Directive:
Without including any images, repeat the data exactly.

Entries provided:
--- Begin ---
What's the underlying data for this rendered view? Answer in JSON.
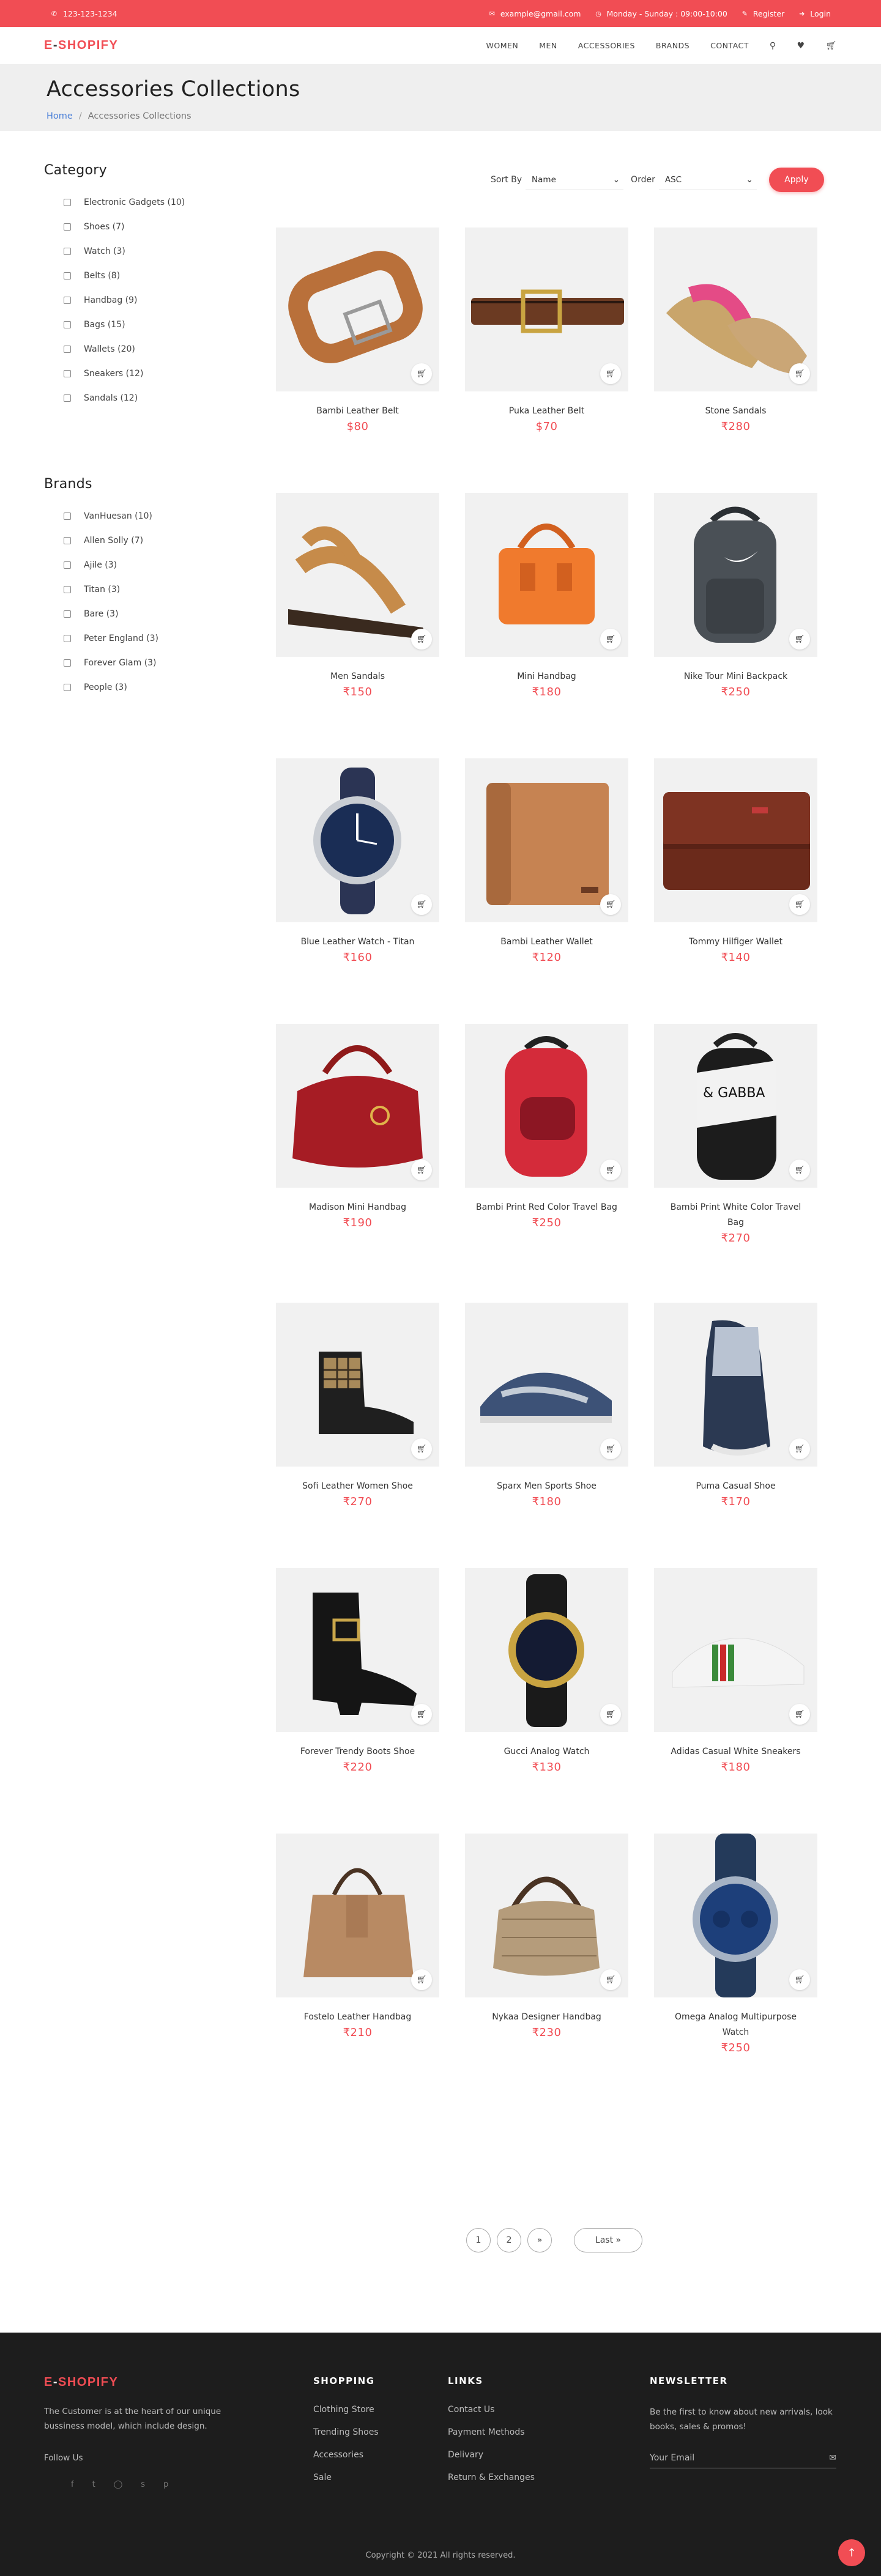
{
  "topbar": {
    "phone": "123-123-1234",
    "email": "example@gmail.com",
    "hours": "Monday - Sunday : 09:00-10:00",
    "register": "Register",
    "login": "Login"
  },
  "nav": {
    "logo_e": "E",
    "logo_dash": "-",
    "logo_rest": "SHOPIFY",
    "items": [
      "WOMEN",
      "MEN",
      "ACCESSORIES",
      "BRANDS",
      "CONTACT"
    ],
    "icons": [
      "search-icon",
      "heart-icon",
      "cart-icon"
    ]
  },
  "hero": {
    "title": "Accessories Collections",
    "crumb_home": "Home",
    "crumb_sep": "/",
    "crumb_current": "Accessories Collections"
  },
  "sidebar": {
    "category_title": "Category",
    "categories": [
      "Electronic Gadgets (10)",
      "Shoes (7)",
      "Watch (3)",
      "Belts (8)",
      "Handbag (9)",
      "Bags (15)",
      "Wallets (20)",
      "Sneakers (12)",
      "Sandals (12)"
    ],
    "brands_title": "Brands",
    "brands": [
      "VanHuesan (10)",
      "Allen Solly (7)",
      "Ajile (3)",
      "Titan (3)",
      "Bare (3)",
      "Peter England (3)",
      "Forever Glam (3)",
      "People (3)"
    ]
  },
  "sort": {
    "sort_by_label": "Sort By",
    "sort_by_value": "Name",
    "order_label": "Order",
    "order_value": "ASC",
    "apply": "Apply"
  },
  "products": [
    {
      "name": "Bambi Leather Belt",
      "price": "$80",
      "art": "belt-brown"
    },
    {
      "name": "Puka Leather Belt",
      "price": "$70",
      "art": "belt-dark"
    },
    {
      "name": "Stone Sandals",
      "price": "₹280",
      "art": "sandal-pink"
    },
    {
      "name": "Men Sandals",
      "price": "₹150",
      "art": "sandal-tan"
    },
    {
      "name": "Mini Handbag",
      "price": "₹180",
      "art": "bag-orange"
    },
    {
      "name": "Nike Tour Mini Backpack",
      "price": "₹250",
      "art": "backpack-gray"
    },
    {
      "name": "Blue Leather Watch - Titan",
      "price": "₹160",
      "art": "watch-blue"
    },
    {
      "name": "Bambi Leather Wallet",
      "price": "₹120",
      "art": "wallet-tan"
    },
    {
      "name": "Tommy Hilfiger Wallet",
      "price": "₹140",
      "art": "wallet-brown"
    },
    {
      "name": "Madison Mini Handbag",
      "price": "₹190",
      "art": "bag-red"
    },
    {
      "name": "Bambi Print Red Color Travel Bag",
      "price": "₹250",
      "art": "backpack-red"
    },
    {
      "name": "Bambi Print White Color Travel Bag",
      "price": "₹270",
      "art": "backpack-white"
    },
    {
      "name": "Sofi Leather Women Shoe",
      "price": "₹270",
      "art": "boot-check"
    },
    {
      "name": "Sparx Men Sports Shoe",
      "price": "₹180",
      "art": "shoe-sport"
    },
    {
      "name": "Puma Casual Shoe",
      "price": "₹170",
      "art": "shoe-puma"
    },
    {
      "name": "Forever Trendy Boots Shoe",
      "price": "₹220",
      "art": "boot-black"
    },
    {
      "name": "Gucci Analog Watch",
      "price": "₹130",
      "art": "watch-gold"
    },
    {
      "name": "Adidas Casual White Sneakers",
      "price": "₹180",
      "art": "sneaker-white"
    },
    {
      "name": "Fostelo Leather Handbag",
      "price": "₹210",
      "art": "bag-camel"
    },
    {
      "name": "Nykaa Designer Handbag",
      "price": "₹230",
      "art": "bag-hobo"
    },
    {
      "name": "Omega Analog Multipurpose Watch",
      "price": "₹250",
      "art": "watch-omega"
    }
  ],
  "pager": {
    "pages": [
      "1",
      "2"
    ],
    "next": "»",
    "last": "Last »"
  },
  "footer": {
    "logo_e": "E",
    "logo_dash": "-",
    "logo_rest": "SHOPIFY",
    "about": "The Customer is at the heart of our unique bussiness model, which include design.",
    "follow": "Follow Us",
    "socials": [
      "facebook-icon",
      "twitter-icon",
      "instagram-icon",
      "skype-icon",
      "pinterest-icon"
    ],
    "shopping_title": "SHOPPING",
    "shopping": [
      "Clothing Store",
      "Trending Shoes",
      "Accessories",
      "Sale"
    ],
    "links_title": "LINKS",
    "links": [
      "Contact Us",
      "Payment Methods",
      "Delivary",
      "Return & Exchanges"
    ],
    "newsletter_title": "NEWSLETTER",
    "newsletter_text": "Be the first to know about new arrivals, look books, sales & promos!",
    "email_placeholder": "Your Email",
    "copyright": "Copyright © 2021 All rights reserved."
  }
}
--- End ---
Answer for the task:
What's the underlying data for this rendered view? Answer in JSON.
{
  "topbar": {
    "phone": "123-123-1234",
    "email": "example@gmail.com",
    "hours": "Monday - Sunday : 09:00-10:00",
    "register": "Register",
    "login": "Login"
  },
  "nav": {
    "logo_e": "E",
    "logo_dash": "-",
    "logo_rest": "SHOPIFY",
    "items": [
      "WOMEN",
      "MEN",
      "ACCESSORIES",
      "BRANDS",
      "CONTACT"
    ],
    "icons": [
      "search-icon",
      "heart-icon",
      "cart-icon"
    ]
  },
  "hero": {
    "title": "Accessories Collections",
    "crumb_home": "Home",
    "crumb_sep": "/",
    "crumb_current": "Accessories Collections"
  },
  "sidebar": {
    "category_title": "Category",
    "categories": [
      "Electronic Gadgets (10)",
      "Shoes (7)",
      "Watch (3)",
      "Belts (8)",
      "Handbag (9)",
      "Bags (15)",
      "Wallets (20)",
      "Sneakers (12)",
      "Sandals (12)"
    ],
    "brands_title": "Brands",
    "brands": [
      "VanHuesan (10)",
      "Allen Solly (7)",
      "Ajile (3)",
      "Titan (3)",
      "Bare (3)",
      "Peter England (3)",
      "Forever Glam (3)",
      "People (3)"
    ]
  },
  "sort": {
    "sort_by_label": "Sort By",
    "sort_by_value": "Name",
    "order_label": "Order",
    "order_value": "ASC",
    "apply": "Apply"
  },
  "products": [
    {
      "name": "Bambi Leather Belt",
      "price": "$80",
      "art": "belt-brown"
    },
    {
      "name": "Puka Leather Belt",
      "price": "$70",
      "art": "belt-dark"
    },
    {
      "name": "Stone Sandals",
      "price": "₹280",
      "art": "sandal-pink"
    },
    {
      "name": "Men Sandals",
      "price": "₹150",
      "art": "sandal-tan"
    },
    {
      "name": "Mini Handbag",
      "price": "₹180",
      "art": "bag-orange"
    },
    {
      "name": "Nike Tour Mini Backpack",
      "price": "₹250",
      "art": "backpack-gray"
    },
    {
      "name": "Blue Leather Watch - Titan",
      "price": "₹160",
      "art": "watch-blue"
    },
    {
      "name": "Bambi Leather Wallet",
      "price": "₹120",
      "art": "wallet-tan"
    },
    {
      "name": "Tommy Hilfiger Wallet",
      "price": "₹140",
      "art": "wallet-brown"
    },
    {
      "name": "Madison Mini Handbag",
      "price": "₹190",
      "art": "bag-red"
    },
    {
      "name": "Bambi Print Red Color Travel Bag",
      "price": "₹250",
      "art": "backpack-red"
    },
    {
      "name": "Bambi Print White Color Travel Bag",
      "price": "₹270",
      "art": "backpack-white"
    },
    {
      "name": "Sofi Leather Women Shoe",
      "price": "₹270",
      "art": "boot-check"
    },
    {
      "name": "Sparx Men Sports Shoe",
      "price": "₹180",
      "art": "shoe-sport"
    },
    {
      "name": "Puma Casual Shoe",
      "price": "₹170",
      "art": "shoe-puma"
    },
    {
      "name": "Forever Trendy Boots Shoe",
      "price": "₹220",
      "art": "boot-black"
    },
    {
      "name": "Gucci Analog Watch",
      "price": "₹130",
      "art": "watch-gold"
    },
    {
      "name": "Adidas Casual White Sneakers",
      "price": "₹180",
      "art": "sneaker-white"
    },
    {
      "name": "Fostelo Leather Handbag",
      "price": "₹210",
      "art": "bag-camel"
    },
    {
      "name": "Nykaa Designer Handbag",
      "price": "₹230",
      "art": "bag-hobo"
    },
    {
      "name": "Omega Analog Multipurpose Watch",
      "price": "₹250",
      "art": "watch-omega"
    }
  ],
  "pager": {
    "pages": [
      "1",
      "2"
    ],
    "next": "»",
    "last": "Last »"
  },
  "footer": {
    "logo_e": "E",
    "logo_dash": "-",
    "logo_rest": "SHOPIFY",
    "about": "The Customer is at the heart of our unique bussiness model, which include design.",
    "follow": "Follow Us",
    "socials": [
      "facebook-icon",
      "twitter-icon",
      "instagram-icon",
      "skype-icon",
      "pinterest-icon"
    ],
    "shopping_title": "SHOPPING",
    "shopping": [
      "Clothing Store",
      "Trending Shoes",
      "Accessories",
      "Sale"
    ],
    "links_title": "LINKS",
    "links": [
      "Contact Us",
      "Payment Methods",
      "Delivary",
      "Return & Exchanges"
    ],
    "newsletter_title": "NEWSLETTER",
    "newsletter_text": "Be the first to know about new arrivals, look books, sales & promos!",
    "email_placeholder": "Your Email",
    "copyright": "Copyright © 2021 All rights reserved."
  }
}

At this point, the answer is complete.